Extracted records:
================================

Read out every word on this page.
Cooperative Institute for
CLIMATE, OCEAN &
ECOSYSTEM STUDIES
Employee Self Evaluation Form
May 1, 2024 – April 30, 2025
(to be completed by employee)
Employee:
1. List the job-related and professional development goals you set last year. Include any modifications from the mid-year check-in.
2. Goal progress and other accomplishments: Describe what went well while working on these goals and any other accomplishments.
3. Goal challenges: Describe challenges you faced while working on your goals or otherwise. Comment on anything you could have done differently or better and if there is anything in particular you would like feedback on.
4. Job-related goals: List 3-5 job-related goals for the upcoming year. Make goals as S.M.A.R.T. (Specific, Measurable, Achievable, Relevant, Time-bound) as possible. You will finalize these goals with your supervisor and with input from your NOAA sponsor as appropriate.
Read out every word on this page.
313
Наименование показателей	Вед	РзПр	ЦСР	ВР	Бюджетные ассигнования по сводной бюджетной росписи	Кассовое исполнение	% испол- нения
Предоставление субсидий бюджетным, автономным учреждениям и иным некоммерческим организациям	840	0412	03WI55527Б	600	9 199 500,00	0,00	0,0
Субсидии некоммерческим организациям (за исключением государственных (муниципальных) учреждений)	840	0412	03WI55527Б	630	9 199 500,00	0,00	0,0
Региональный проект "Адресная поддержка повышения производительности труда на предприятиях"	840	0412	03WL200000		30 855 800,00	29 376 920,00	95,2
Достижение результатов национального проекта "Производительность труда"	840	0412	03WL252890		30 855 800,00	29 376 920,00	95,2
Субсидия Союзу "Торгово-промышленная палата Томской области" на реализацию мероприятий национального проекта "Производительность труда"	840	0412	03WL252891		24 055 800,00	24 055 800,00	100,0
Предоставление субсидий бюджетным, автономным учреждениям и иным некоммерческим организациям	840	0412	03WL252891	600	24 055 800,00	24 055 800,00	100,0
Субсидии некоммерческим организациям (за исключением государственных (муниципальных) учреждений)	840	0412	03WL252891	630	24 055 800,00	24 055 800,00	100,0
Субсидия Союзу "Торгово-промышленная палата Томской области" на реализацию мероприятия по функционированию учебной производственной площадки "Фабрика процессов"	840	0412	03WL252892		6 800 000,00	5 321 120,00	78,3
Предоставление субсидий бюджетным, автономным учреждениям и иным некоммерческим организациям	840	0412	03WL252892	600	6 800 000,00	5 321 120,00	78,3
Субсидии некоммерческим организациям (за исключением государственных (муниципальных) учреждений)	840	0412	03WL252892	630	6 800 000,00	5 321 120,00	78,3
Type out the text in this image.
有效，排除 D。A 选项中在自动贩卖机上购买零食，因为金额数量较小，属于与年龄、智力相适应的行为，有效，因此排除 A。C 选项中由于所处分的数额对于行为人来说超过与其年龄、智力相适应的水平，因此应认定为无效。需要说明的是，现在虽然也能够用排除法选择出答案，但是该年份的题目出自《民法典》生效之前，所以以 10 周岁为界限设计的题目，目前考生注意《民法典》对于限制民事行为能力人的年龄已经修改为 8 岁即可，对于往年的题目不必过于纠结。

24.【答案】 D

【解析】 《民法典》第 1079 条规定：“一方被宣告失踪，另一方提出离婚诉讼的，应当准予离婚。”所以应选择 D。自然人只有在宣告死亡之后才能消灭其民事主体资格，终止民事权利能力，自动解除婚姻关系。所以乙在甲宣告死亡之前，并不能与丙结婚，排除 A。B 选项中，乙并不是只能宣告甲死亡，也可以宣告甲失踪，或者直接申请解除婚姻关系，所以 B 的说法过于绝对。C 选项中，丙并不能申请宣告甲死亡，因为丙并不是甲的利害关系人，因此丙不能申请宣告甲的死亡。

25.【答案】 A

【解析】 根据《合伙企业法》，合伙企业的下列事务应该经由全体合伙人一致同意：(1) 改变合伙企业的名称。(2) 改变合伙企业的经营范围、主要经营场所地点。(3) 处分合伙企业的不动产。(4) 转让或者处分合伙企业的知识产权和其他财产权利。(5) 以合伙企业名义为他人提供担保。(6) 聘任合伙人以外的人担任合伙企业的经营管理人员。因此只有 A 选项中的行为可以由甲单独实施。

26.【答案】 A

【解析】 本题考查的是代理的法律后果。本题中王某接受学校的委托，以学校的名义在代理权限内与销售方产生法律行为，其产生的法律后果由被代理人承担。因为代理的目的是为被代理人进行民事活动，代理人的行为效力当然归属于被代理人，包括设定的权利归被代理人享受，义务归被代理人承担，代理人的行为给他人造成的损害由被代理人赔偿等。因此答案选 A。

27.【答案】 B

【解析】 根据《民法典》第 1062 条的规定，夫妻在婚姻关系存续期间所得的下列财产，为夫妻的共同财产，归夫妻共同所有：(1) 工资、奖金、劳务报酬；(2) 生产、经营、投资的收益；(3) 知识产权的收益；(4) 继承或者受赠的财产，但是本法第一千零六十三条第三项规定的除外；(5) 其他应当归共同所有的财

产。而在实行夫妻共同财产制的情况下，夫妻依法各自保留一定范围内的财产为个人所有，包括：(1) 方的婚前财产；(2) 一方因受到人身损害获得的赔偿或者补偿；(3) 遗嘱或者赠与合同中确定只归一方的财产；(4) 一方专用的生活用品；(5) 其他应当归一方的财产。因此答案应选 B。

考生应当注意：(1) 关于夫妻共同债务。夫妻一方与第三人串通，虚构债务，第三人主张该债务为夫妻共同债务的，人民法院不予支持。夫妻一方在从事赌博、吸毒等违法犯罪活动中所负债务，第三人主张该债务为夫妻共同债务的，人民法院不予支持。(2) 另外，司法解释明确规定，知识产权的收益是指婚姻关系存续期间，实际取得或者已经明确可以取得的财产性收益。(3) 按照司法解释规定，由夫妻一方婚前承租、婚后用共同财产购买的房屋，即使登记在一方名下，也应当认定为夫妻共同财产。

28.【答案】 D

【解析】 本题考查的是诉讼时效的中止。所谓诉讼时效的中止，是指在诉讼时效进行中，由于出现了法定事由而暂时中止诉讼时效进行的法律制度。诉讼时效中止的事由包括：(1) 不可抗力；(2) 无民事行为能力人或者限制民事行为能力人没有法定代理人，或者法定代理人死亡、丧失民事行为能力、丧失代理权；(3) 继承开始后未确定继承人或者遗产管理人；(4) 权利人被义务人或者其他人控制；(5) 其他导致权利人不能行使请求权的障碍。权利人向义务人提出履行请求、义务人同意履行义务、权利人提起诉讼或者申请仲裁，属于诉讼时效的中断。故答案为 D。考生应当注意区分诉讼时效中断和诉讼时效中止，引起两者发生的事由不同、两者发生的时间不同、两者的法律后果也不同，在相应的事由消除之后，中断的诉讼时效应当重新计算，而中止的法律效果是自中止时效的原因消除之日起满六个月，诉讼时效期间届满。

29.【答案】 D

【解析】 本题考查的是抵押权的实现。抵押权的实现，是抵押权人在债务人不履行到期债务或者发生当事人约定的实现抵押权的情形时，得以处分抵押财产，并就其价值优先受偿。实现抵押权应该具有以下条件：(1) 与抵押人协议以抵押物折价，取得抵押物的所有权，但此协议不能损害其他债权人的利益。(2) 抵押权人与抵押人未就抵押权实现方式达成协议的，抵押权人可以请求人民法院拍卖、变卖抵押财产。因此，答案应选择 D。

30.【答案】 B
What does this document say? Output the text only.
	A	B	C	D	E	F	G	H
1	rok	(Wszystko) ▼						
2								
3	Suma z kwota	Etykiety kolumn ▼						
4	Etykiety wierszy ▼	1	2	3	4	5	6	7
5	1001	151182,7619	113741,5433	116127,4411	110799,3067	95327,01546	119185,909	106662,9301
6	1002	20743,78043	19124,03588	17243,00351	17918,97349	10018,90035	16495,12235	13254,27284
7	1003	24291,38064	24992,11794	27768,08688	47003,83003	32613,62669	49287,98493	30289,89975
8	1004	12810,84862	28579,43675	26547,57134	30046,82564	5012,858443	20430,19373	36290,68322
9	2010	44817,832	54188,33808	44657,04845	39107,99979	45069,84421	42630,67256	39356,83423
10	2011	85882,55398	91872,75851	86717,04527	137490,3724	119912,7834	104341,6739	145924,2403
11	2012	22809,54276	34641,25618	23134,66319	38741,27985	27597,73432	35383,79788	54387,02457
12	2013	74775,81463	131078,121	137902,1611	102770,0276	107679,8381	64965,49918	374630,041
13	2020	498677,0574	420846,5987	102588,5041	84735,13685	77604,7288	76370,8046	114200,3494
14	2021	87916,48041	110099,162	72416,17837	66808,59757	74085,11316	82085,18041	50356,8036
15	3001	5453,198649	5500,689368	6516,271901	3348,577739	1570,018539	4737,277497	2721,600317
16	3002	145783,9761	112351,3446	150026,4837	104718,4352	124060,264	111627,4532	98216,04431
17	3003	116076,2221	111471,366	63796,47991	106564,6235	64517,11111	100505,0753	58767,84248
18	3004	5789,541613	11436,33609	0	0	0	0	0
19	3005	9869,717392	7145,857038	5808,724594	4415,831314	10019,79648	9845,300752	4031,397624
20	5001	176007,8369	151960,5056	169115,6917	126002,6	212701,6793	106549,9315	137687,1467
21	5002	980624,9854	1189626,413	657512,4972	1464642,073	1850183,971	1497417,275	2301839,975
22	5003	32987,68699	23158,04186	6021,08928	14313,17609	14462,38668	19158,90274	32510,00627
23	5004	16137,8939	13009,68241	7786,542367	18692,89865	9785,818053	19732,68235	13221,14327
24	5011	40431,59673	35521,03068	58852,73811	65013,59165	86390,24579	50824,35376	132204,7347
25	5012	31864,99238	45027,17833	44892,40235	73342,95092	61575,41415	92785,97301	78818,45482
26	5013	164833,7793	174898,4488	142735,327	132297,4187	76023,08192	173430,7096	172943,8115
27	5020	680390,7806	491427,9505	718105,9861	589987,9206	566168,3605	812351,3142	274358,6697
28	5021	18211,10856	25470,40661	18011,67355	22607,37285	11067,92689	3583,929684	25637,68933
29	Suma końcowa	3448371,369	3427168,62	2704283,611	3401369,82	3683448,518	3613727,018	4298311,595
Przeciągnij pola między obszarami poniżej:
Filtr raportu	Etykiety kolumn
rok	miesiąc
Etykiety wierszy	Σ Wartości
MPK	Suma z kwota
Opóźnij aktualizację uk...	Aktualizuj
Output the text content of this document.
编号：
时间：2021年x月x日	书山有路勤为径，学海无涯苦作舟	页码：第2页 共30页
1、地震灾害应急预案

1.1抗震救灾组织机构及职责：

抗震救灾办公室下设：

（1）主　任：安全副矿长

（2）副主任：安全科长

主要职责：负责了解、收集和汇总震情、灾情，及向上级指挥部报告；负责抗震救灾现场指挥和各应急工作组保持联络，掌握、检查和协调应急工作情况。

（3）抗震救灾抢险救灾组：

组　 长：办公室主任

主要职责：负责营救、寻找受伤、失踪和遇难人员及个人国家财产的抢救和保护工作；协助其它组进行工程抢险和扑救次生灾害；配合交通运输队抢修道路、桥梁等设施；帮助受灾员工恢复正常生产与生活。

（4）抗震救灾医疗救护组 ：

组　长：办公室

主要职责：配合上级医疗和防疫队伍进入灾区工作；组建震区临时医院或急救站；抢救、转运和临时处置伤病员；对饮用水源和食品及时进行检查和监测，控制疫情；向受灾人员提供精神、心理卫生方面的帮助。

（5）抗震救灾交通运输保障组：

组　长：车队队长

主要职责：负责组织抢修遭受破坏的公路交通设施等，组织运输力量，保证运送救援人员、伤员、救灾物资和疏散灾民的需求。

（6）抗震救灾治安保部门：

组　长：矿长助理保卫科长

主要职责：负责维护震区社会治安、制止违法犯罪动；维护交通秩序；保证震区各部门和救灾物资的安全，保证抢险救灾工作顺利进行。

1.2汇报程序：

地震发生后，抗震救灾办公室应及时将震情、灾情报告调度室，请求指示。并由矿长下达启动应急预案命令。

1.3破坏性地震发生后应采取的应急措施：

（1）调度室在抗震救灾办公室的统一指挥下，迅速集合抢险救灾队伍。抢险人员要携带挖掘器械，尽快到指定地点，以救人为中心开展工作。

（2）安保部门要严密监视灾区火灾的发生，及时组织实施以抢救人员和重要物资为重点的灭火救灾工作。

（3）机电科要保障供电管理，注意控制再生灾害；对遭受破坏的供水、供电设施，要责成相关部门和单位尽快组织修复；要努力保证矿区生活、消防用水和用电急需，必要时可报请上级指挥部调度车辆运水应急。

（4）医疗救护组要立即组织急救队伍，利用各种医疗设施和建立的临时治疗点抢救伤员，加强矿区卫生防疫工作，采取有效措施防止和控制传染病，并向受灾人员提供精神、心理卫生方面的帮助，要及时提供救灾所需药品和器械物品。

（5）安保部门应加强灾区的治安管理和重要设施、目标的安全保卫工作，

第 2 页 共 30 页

================================

Given request:
Return nothing except the number of lines that include the string "these".

Completed exercise:
2